EXERCISE PROMPT: Show all lines from the data that include the word "Designing".
————
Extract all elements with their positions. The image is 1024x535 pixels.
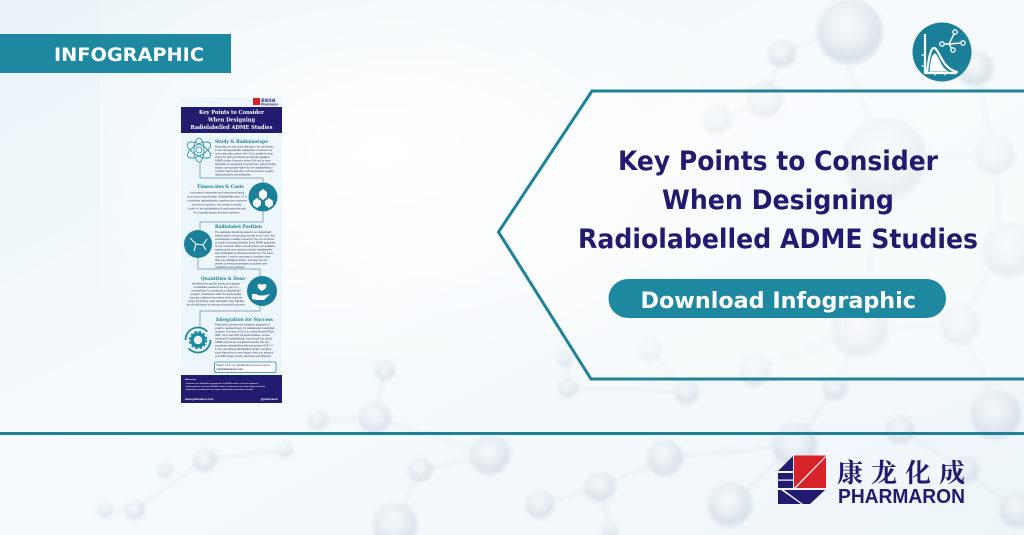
- section: Timescales & Costs: Timescales & Costs: [197, 184, 244, 190]
- section: Quantities & Dose: program. Parameters within the study design: [191, 292, 242, 296]
- thumbnail title banner: Key Points to Consider: [199, 110, 264, 116]
- icon: gear with cycle arrows: [186, 328, 210, 352]
- section: Radiolabel Position: stable position of your drug, but this is not 'fixed', and: [215, 234, 275, 238]
- thumbnail title banner: [181, 107, 282, 133]
- thumbnail footer: • Guidance on radiolabelling approaches for ADME studies in drug development: [185, 382, 259, 385]
- thumbnail logo: 康龙化成: [261, 98, 276, 104]
- section: Radiolabel Position: balancing this core and point of label (radiolabelled: [215, 248, 273, 252]
- section: Quantities & Dose: [187, 276, 246, 306]
- section: Integration for Success: GMC, GLP, and GCP-compliant facilities, ensure: [215, 333, 270, 337]
- callout: contact box: Reach out to our radiolabelled services experts:: [216, 363, 271, 367]
- section: Radiolabel Position: Radiolabel Position: [215, 224, 262, 230]
- section: Integration for Success: Integration for Success: [216, 317, 273, 323]
- section: Quantities & Dose: are all vital factors in ensuring successful outcomes.: [187, 302, 246, 306]
- section: Radiolabel Position: phases or chemical strategies to address both: [215, 262, 268, 266]
- section: Quantities & Dose: of radiolabel needed is the key, as it is a: [193, 285, 239, 289]
- section: Study & Radioisotope: oligonucleotides and antibodies.: [215, 172, 252, 176]
- section: Quantities & Dose: Identifying the specific activity and quantity: [192, 282, 241, 286]
- section: Study & Radioisotope: applicable for assessing long half-lives, higher binding: [215, 162, 276, 166]
- icon: PK curve and molecule: [912, 22, 972, 82]
- thumbnail title banner: When Designing: [207, 118, 255, 124]
- logo english name: PHARMARON: [838, 485, 965, 508]
- section: Integration for Success: small for radiosynthesis, for radiolabelled metabolism: [215, 326, 275, 330]
- section: Radiolabel Position: The radiolabel should be placed in a metabolically: [215, 230, 272, 234]
- section: Integration for Success: coordinate radiolabelling with and conduct GCP ¹⁴C: [215, 344, 273, 348]
- title: [578, 146, 978, 255]
- section: Integration for Success: hundreds of radiolabelling, from clinical and clinical: [215, 336, 273, 340]
- section: Study & Radioisotope: most molecules, carbon-14 (¹⁴C) is usually the best: [215, 152, 273, 156]
- section: Study & Radioisotope: ADME studies. However, tritium (³H) can be more: [215, 158, 271, 162]
- icon: radiolabel position: [184, 230, 212, 258]
- icon: hand with hearts: [247, 276, 277, 306]
- logo mark: [778, 456, 826, 504]
- thumbnail logo: [253, 98, 278, 106]
- title: Radiolabelled ADME Studies: [578, 224, 978, 255]
- section: Study & Radioisotope: complex macromolecules, such as proteins, peptide: [215, 169, 274, 173]
- banner: INFOGRAPHIC: [0, 34, 231, 73]
- icon: atom: [185, 138, 213, 162]
- section: Timescales & Costs: and time to complete, from weeks to months.: [192, 202, 243, 206]
- thumbnail title banner: Radiolabelled ADME Studies: [190, 125, 273, 131]
- thumbnail footer: @pharmaron: [261, 397, 278, 401]
- section: Timescales & Costs: ³H is typically quicker and less expensive.: [194, 210, 241, 214]
- callout: contact box: info@pharmaron.com: [216, 367, 244, 371]
- callout: contact box: [214, 362, 276, 372]
- section: Study & Radioisotope: Depending on your study objectives, we can assess: [215, 144, 274, 148]
- banner: INFOGRAPHIC: INFOGRAPHIC: [54, 45, 204, 66]
- section: Quantities & Dose: drug, high binding, dose calculation, long half-life): [188, 299, 244, 303]
- section: Integration for Success: your R&D project simply, effectively and efficiently.: [215, 354, 272, 358]
- section: Timescales & Costs: as a primary consideration. Radiolabelling with ¹⁴C is: [187, 194, 248, 198]
- button: Download Infographic: [608, 279, 946, 318]
- section: Radiolabel Position: molecules, it may be necessary to consider more: [215, 254, 271, 258]
- thumbnail logo: Pharmaron: [261, 102, 278, 106]
- section: Radiolabel Position: of your molecule. When several options are available,: [215, 244, 276, 248]
- thumbnail background: [181, 97, 282, 403]
- section: Timescales & Costs: Your project's timescales and costs should factor: [190, 190, 245, 194]
- section: Study & Radioisotope: assays, and typically higher for the radiolabelling of: [215, 166, 273, 170]
- section: Radiolabel Position: [215, 224, 276, 269]
- section: Integration for Success: [215, 317, 275, 358]
- section: Radiolabel Position: and metabolism) is discussed at this key. The same: [215, 251, 274, 255]
- title: Key Points to Consider: [618, 146, 938, 177]
- section: Integration for Success: study objectives at every stage to help you advance: [215, 350, 274, 354]
- logo: Pharmaron: [778, 453, 965, 508]
- logo chinese name: 康龙化成: [837, 453, 965, 490]
- section: Radiolabel Position: to enable full characterisation of the ADME properties: [215, 240, 276, 244]
- section: Quantities & Dose: Quantities & Dose: [201, 276, 245, 282]
- thumbnail footer: www.pharmaron.com: [184, 397, 214, 401]
- section: Study & Radioisotope: Study & Radioisotope: [215, 139, 268, 145]
- title: When Designing: [662, 185, 894, 216]
- section: Timescales & Costs: Under ³H, the radiolabelling of small molecules with: [188, 206, 247, 210]
- background glow: [100, 0, 800, 430]
- thumbnail footer: References: [185, 378, 197, 381]
- button: Download Infographic: Download Infographic: [640, 289, 916, 314]
- connector lines: [198, 162, 263, 327]
- infographic thumbnail: [181, 97, 282, 403]
- section: Integration for Success: activities. Our team of 50 or so radiochemists (PhDs,: [215, 330, 275, 334]
- thumbnail footer: • Regulatory considerations for human radiolabelled mass balance studies: [185, 388, 253, 391]
- section: Quantities & Dose: (species, radiolevel and nature of the molecule: [190, 296, 243, 300]
- thumbnail footer: • Radiosynthesis and human ADME studies: considerations for study design and safety: [185, 385, 266, 388]
- section: Radiolabel Position: metabolism and synthesis.: [215, 265, 245, 269]
- section: Radiolabel Position: than one radiolabel position, and there are two: [215, 258, 268, 262]
- section: Integration for Success: ADME projects are completed annually. We can: [215, 340, 269, 344]
- section: Timescales & Costs: a multi-step radiosynthesis, requiring more resources: [187, 198, 248, 202]
- arrow panel outline: [498, 91, 1024, 379]
- section: Study & Radioisotope: choice for both pre-clinical and clinical regulatory: [215, 155, 271, 159]
- section: Radiolabel Position: consideration is ideally needed for the core structure: [215, 237, 275, 241]
- section: Timescales & Costs: [187, 184, 248, 214]
- section: Study & Radioisotope: [215, 139, 276, 176]
- section: Quantities & Dose: consideration for conducting a radiolabelled: [191, 288, 241, 292]
- section: Integration for Success: in vitro and clinical radiolabelled studies, including: [215, 347, 272, 351]
- section: Study & Radioisotope: in vitro and appropriate radioisotope to assess. For: [215, 148, 272, 152]
- section: Integration for Success: Pharmaron provides fully integrated programs of: [215, 322, 270, 326]
- thumbnail footer: [181, 375, 282, 403]
- divider line: [0, 432, 1024, 435]
- icon: timescales and costs: [248, 182, 278, 212]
————
TASK RESULT:
- thumbnail title banner: When Designing: [207, 118, 255, 124]
- title: When Designing: [662, 185, 894, 216]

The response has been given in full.